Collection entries
━━━
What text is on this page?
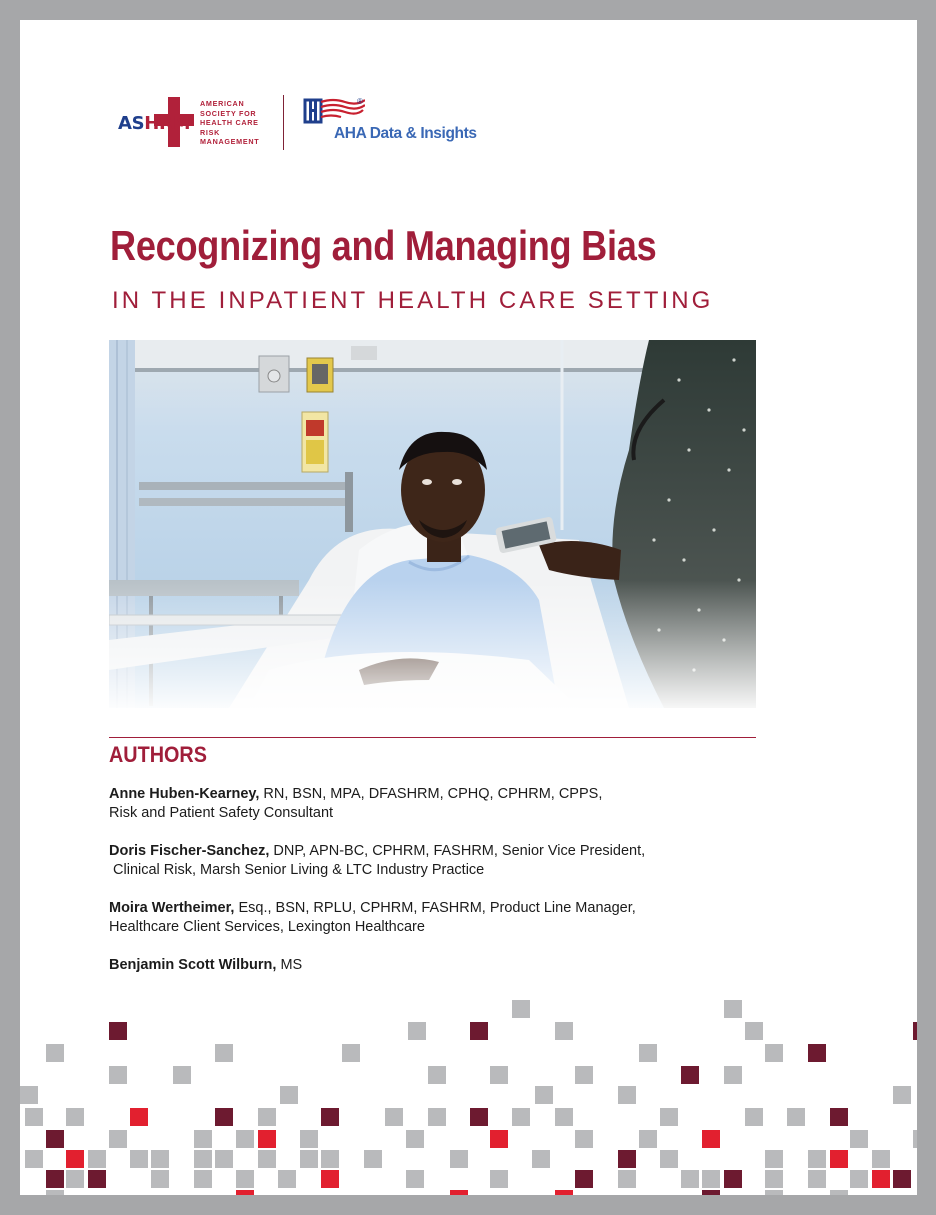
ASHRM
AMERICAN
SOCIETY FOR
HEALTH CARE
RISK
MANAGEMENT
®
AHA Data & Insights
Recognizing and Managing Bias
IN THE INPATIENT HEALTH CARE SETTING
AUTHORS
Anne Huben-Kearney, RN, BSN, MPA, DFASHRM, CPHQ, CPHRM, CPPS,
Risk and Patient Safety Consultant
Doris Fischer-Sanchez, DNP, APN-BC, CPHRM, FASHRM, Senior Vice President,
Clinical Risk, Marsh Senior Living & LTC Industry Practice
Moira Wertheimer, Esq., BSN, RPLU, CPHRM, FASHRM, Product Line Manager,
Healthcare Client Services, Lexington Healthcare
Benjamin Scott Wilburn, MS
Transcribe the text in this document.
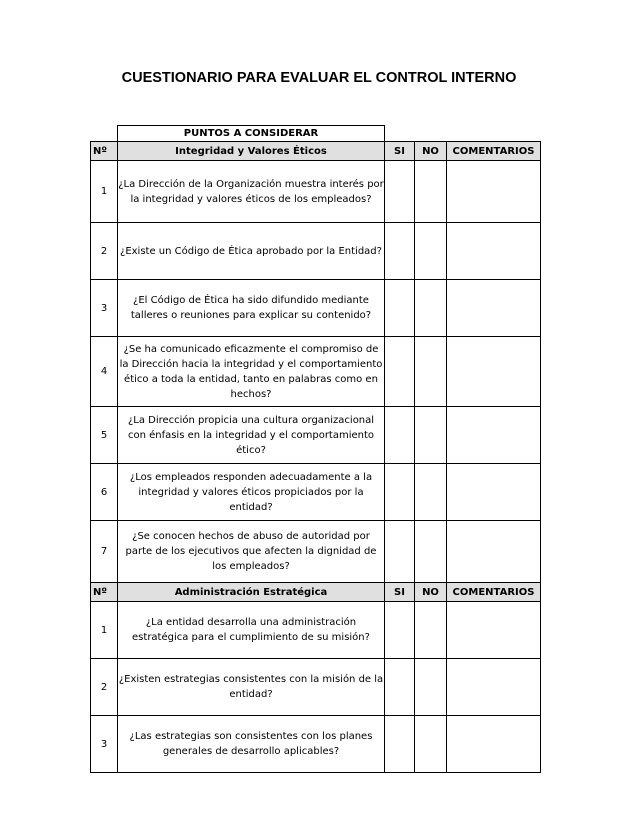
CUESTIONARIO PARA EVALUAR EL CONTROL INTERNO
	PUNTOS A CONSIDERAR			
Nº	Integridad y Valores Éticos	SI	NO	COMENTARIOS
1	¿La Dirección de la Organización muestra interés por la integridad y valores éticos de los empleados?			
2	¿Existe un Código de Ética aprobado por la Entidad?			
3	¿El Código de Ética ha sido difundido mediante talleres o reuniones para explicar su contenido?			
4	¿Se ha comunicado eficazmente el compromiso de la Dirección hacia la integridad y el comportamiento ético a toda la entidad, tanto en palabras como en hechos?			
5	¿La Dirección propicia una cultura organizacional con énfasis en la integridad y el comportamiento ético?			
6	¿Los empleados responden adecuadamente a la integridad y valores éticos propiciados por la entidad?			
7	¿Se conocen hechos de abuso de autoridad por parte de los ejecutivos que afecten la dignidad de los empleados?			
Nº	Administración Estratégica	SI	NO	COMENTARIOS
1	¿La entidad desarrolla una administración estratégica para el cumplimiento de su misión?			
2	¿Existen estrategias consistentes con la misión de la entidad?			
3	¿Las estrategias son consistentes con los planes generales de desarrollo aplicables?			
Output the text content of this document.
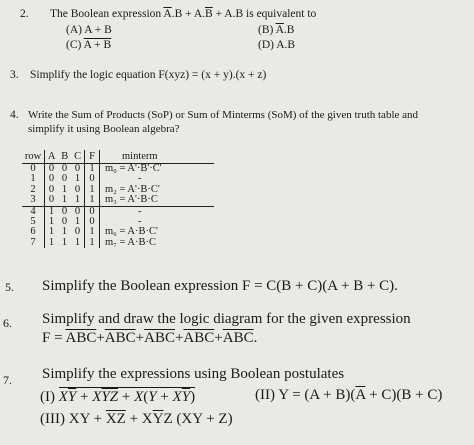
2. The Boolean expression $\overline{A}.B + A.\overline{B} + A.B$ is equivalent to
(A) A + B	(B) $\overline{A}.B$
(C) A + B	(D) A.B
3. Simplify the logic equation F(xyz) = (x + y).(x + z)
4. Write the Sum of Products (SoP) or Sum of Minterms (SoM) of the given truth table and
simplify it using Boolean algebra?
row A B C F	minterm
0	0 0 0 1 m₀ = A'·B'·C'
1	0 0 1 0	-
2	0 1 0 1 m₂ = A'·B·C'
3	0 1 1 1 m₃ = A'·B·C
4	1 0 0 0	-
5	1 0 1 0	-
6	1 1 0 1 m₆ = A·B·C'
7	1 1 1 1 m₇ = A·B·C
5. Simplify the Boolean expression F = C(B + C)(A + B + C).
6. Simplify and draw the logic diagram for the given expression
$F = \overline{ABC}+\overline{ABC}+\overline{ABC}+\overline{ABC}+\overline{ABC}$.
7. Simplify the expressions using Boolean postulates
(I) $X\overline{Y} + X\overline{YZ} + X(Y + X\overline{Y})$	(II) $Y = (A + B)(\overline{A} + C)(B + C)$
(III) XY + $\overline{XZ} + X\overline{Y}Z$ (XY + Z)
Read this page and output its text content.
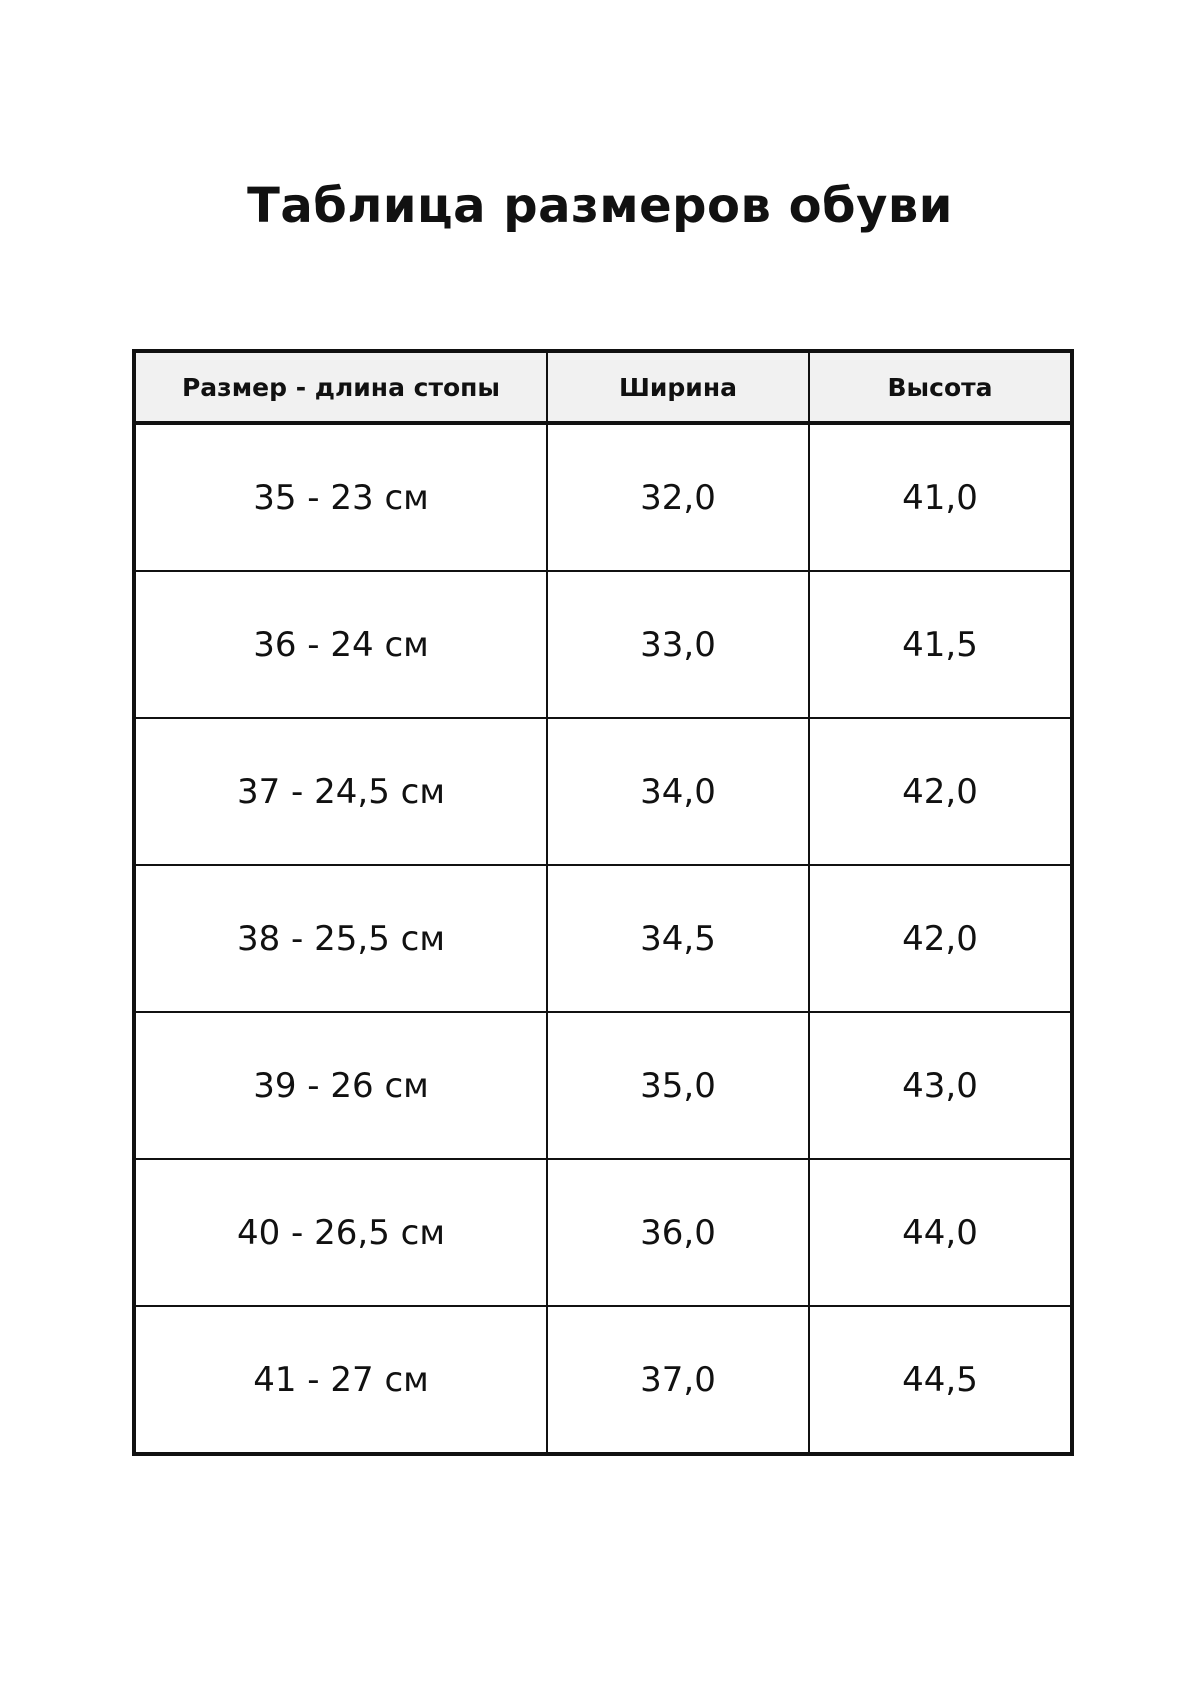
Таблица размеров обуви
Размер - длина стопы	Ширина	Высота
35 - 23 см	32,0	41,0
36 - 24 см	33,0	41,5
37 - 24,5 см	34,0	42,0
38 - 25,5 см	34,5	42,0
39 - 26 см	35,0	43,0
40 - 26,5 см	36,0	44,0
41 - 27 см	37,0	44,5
━━━
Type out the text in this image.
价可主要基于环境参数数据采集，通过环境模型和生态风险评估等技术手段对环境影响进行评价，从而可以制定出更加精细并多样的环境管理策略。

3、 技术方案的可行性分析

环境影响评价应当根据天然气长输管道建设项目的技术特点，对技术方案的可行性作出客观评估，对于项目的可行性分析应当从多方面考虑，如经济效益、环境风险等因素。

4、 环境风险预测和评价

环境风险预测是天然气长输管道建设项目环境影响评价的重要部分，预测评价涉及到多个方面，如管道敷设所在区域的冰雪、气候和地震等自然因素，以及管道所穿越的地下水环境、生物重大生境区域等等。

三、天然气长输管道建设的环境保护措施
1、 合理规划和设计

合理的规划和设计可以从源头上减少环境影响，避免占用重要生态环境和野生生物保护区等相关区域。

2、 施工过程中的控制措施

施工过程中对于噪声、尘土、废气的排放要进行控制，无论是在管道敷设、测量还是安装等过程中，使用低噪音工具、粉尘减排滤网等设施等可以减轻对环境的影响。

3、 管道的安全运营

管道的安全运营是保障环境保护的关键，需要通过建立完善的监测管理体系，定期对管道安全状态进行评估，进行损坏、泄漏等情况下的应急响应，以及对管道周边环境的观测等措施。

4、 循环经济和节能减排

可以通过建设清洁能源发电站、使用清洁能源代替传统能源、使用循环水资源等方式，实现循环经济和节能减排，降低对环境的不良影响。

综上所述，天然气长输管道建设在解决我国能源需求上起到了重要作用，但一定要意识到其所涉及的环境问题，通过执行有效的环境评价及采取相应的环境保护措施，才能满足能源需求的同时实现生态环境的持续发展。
━━━
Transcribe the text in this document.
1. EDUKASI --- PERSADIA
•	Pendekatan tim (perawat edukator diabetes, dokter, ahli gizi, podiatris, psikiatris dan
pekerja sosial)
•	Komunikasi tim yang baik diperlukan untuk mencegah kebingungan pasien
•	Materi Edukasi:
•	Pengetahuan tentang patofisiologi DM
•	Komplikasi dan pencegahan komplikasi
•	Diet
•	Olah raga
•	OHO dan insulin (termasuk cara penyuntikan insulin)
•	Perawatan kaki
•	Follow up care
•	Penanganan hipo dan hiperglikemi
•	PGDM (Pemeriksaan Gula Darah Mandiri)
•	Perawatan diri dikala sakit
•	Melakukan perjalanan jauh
━━━
- **SET PROBLEM**:
Copy and report every line where the word "Dirección" is present.

- **EXPECTED OUTPUT**:
1	¿La Dirección de la Organización muestra interés por la integridad y valores éticos de los empleados?			
4	¿Se ha comunicado eficazmente el compromiso de la Dirección hacia la integridad y el comportamiento ético a toda la entidad, tanto en palabras como en hechos?			
5	¿La Dirección propicia una cultura organizacional con énfasis en la integridad y el comportamiento ético?			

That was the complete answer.